■ **Exercise description**
Count every line in the data below where "Stomatal" occurs, then state that number and nothing more.

[begin Task data]

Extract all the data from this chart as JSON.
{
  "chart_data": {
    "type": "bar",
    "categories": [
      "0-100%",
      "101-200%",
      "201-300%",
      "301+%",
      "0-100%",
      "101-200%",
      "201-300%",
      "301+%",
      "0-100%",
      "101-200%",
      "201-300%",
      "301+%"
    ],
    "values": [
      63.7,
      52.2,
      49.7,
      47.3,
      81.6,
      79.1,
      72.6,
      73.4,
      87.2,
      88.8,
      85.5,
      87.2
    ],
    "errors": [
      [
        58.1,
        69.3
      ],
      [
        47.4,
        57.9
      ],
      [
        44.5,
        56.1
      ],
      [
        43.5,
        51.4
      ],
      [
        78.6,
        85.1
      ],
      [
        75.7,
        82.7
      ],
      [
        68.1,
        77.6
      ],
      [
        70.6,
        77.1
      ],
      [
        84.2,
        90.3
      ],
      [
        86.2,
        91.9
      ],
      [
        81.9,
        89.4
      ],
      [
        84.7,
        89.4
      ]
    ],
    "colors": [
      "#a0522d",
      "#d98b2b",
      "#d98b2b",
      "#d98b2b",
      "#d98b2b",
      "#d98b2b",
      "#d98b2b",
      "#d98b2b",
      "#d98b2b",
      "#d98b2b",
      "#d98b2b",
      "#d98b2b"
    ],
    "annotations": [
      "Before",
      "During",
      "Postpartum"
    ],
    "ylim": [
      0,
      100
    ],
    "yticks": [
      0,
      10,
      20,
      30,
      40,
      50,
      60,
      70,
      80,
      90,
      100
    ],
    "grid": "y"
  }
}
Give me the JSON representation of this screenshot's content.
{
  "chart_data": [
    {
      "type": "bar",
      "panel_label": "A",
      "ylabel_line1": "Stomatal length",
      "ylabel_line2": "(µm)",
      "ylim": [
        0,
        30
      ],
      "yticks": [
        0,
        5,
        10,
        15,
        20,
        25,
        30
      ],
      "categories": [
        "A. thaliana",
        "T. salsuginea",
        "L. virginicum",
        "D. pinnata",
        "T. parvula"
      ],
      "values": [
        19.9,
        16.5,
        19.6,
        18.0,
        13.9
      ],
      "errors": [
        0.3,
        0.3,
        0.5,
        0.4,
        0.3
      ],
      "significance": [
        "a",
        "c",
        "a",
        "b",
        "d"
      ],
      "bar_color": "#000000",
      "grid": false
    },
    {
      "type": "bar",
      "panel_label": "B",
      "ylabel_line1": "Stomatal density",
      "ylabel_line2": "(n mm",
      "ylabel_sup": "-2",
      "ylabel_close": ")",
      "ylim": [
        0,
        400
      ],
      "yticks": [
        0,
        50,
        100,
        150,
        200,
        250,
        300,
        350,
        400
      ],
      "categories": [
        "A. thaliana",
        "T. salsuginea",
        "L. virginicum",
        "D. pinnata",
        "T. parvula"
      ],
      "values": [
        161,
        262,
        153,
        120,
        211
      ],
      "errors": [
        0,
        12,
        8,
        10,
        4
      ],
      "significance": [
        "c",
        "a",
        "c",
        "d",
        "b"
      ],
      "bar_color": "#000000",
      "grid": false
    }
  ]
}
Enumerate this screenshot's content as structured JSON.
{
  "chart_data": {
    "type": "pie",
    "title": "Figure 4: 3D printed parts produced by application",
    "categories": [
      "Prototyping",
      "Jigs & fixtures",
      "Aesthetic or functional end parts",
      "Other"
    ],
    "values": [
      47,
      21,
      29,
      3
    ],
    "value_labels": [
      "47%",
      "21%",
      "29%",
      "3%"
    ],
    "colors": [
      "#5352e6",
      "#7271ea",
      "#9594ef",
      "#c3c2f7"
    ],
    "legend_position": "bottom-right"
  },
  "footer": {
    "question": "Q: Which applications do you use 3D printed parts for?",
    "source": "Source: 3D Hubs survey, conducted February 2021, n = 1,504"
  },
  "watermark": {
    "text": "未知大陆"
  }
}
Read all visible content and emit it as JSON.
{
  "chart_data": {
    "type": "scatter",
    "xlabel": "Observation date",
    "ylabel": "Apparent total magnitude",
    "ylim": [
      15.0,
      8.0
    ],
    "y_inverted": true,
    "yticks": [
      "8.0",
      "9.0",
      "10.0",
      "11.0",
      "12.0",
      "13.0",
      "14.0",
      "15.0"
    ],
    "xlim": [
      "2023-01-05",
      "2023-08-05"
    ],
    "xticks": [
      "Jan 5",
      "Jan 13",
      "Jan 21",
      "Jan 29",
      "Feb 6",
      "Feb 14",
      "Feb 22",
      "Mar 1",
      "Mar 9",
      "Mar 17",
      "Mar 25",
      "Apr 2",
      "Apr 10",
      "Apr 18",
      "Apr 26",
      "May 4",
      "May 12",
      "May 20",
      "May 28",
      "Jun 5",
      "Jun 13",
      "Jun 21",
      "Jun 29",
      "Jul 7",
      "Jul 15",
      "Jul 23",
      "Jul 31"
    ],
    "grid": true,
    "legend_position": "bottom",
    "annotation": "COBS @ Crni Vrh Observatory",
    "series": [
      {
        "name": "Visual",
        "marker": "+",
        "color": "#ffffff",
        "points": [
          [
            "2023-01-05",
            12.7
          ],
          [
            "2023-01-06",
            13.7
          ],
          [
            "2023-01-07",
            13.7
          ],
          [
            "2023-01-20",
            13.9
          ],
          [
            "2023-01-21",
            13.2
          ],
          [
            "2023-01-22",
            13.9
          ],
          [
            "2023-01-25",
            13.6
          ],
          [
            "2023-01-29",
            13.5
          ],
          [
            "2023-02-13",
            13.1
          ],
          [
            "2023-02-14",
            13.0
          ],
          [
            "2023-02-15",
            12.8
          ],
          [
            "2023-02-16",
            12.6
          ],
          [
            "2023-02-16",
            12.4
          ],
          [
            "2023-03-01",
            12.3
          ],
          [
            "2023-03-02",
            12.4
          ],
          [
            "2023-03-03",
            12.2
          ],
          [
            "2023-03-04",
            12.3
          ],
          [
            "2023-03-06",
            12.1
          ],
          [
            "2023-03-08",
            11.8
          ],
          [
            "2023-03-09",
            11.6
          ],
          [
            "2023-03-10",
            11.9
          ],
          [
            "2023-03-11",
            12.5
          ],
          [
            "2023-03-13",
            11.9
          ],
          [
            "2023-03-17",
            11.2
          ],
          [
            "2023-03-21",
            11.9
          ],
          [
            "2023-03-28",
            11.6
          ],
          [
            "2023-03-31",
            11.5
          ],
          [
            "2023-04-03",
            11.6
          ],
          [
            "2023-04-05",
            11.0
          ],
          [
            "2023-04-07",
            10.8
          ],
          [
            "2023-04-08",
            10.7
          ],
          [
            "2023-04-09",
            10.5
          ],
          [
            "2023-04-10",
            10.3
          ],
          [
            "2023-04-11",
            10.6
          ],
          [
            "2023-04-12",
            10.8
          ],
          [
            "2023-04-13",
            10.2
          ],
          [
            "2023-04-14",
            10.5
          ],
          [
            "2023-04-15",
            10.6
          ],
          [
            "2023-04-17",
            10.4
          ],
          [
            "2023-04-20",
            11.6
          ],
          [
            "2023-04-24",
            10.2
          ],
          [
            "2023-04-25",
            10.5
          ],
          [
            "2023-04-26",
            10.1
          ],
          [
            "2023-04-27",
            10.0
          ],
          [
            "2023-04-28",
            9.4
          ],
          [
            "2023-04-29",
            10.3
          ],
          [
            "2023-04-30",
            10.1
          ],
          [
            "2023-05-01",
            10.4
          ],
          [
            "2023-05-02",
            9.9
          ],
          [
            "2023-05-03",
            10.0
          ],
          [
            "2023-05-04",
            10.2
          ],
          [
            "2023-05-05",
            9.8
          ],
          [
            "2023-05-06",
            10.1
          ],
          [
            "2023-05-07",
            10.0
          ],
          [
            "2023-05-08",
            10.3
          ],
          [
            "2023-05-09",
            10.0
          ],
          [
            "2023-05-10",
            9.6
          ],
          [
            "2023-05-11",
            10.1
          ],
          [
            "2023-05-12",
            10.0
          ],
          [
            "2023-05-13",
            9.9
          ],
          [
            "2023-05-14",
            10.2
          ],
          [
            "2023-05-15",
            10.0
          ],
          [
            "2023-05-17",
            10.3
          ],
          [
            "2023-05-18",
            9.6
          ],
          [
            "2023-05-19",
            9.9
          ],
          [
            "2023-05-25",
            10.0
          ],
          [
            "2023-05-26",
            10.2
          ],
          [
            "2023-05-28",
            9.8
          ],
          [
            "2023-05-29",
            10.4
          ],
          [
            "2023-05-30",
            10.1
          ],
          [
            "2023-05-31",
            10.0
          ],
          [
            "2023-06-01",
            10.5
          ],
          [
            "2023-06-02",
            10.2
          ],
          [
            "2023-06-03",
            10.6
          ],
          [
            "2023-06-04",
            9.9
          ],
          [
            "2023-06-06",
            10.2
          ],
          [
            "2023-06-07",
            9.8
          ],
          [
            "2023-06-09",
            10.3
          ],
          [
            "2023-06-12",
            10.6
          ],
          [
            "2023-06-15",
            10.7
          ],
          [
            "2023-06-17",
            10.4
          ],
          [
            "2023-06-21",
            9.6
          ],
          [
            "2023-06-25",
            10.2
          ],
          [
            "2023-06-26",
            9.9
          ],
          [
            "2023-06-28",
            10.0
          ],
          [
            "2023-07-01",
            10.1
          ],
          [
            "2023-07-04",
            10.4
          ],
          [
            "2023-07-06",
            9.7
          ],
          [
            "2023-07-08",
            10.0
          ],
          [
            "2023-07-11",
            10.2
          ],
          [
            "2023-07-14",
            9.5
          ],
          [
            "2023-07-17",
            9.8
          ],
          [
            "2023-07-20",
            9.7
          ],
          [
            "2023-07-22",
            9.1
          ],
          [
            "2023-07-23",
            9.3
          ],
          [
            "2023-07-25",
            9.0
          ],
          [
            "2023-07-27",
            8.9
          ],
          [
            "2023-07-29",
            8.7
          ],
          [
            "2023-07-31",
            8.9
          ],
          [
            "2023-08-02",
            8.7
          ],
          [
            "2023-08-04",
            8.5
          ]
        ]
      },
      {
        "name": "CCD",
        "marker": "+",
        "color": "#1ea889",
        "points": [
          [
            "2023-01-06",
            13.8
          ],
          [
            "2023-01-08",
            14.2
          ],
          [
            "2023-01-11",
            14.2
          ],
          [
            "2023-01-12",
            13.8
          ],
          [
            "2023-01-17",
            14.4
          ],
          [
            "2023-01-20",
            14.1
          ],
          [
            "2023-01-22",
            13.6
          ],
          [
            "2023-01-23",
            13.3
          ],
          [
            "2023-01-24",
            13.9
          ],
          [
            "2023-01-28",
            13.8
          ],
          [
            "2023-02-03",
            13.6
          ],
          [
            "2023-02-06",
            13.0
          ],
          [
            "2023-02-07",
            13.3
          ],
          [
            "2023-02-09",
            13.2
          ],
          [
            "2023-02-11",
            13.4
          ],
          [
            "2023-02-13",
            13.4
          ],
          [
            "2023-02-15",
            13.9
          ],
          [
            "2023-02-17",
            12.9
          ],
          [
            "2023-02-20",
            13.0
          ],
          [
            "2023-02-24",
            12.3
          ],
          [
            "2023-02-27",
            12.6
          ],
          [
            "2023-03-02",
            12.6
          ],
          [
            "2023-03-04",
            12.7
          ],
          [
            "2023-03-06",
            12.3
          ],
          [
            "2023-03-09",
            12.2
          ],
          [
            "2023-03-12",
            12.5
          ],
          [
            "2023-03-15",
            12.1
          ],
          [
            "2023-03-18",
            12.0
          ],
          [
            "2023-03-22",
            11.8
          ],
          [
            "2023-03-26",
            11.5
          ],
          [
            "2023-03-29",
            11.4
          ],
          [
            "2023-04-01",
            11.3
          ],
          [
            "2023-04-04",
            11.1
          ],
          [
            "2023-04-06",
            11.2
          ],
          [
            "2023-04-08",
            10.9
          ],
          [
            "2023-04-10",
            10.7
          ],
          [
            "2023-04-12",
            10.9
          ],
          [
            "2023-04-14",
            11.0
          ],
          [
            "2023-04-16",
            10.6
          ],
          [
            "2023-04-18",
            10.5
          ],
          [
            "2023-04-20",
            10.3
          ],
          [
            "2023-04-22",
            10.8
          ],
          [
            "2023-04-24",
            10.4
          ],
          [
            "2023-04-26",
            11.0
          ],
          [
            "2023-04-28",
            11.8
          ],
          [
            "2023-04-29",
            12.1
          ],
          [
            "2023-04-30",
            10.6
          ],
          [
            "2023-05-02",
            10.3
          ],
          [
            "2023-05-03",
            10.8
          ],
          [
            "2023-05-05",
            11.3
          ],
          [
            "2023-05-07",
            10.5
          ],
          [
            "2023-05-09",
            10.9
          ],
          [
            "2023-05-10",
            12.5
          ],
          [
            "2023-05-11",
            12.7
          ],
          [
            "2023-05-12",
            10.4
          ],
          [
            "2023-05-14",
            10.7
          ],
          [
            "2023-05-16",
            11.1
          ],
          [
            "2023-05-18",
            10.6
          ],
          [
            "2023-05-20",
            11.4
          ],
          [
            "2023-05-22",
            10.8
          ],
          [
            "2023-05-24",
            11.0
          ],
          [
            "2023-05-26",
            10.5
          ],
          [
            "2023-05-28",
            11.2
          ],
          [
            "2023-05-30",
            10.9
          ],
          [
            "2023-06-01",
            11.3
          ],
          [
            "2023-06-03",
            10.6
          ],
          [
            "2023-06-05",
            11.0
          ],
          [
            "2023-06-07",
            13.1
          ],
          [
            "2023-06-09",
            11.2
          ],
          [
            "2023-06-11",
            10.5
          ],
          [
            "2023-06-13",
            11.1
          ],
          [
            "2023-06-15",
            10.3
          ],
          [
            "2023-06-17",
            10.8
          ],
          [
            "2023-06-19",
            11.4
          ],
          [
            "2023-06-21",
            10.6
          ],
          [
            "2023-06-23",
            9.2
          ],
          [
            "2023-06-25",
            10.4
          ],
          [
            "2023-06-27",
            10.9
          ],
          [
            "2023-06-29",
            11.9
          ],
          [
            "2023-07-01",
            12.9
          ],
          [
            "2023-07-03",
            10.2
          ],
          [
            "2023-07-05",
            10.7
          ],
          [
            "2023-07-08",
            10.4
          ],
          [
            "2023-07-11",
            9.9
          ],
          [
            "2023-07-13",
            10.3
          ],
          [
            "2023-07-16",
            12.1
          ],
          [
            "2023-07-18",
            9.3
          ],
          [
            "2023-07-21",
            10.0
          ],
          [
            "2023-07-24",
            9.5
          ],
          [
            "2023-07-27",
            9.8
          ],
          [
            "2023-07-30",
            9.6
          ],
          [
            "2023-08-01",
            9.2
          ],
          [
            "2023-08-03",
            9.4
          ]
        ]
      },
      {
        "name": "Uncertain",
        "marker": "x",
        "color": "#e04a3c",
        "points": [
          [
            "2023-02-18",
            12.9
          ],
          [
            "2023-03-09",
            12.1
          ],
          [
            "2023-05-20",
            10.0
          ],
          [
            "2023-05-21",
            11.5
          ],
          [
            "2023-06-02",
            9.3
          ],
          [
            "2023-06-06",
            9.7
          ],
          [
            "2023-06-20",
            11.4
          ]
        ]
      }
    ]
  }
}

[end Task data]

■ **Answer to the problem**
2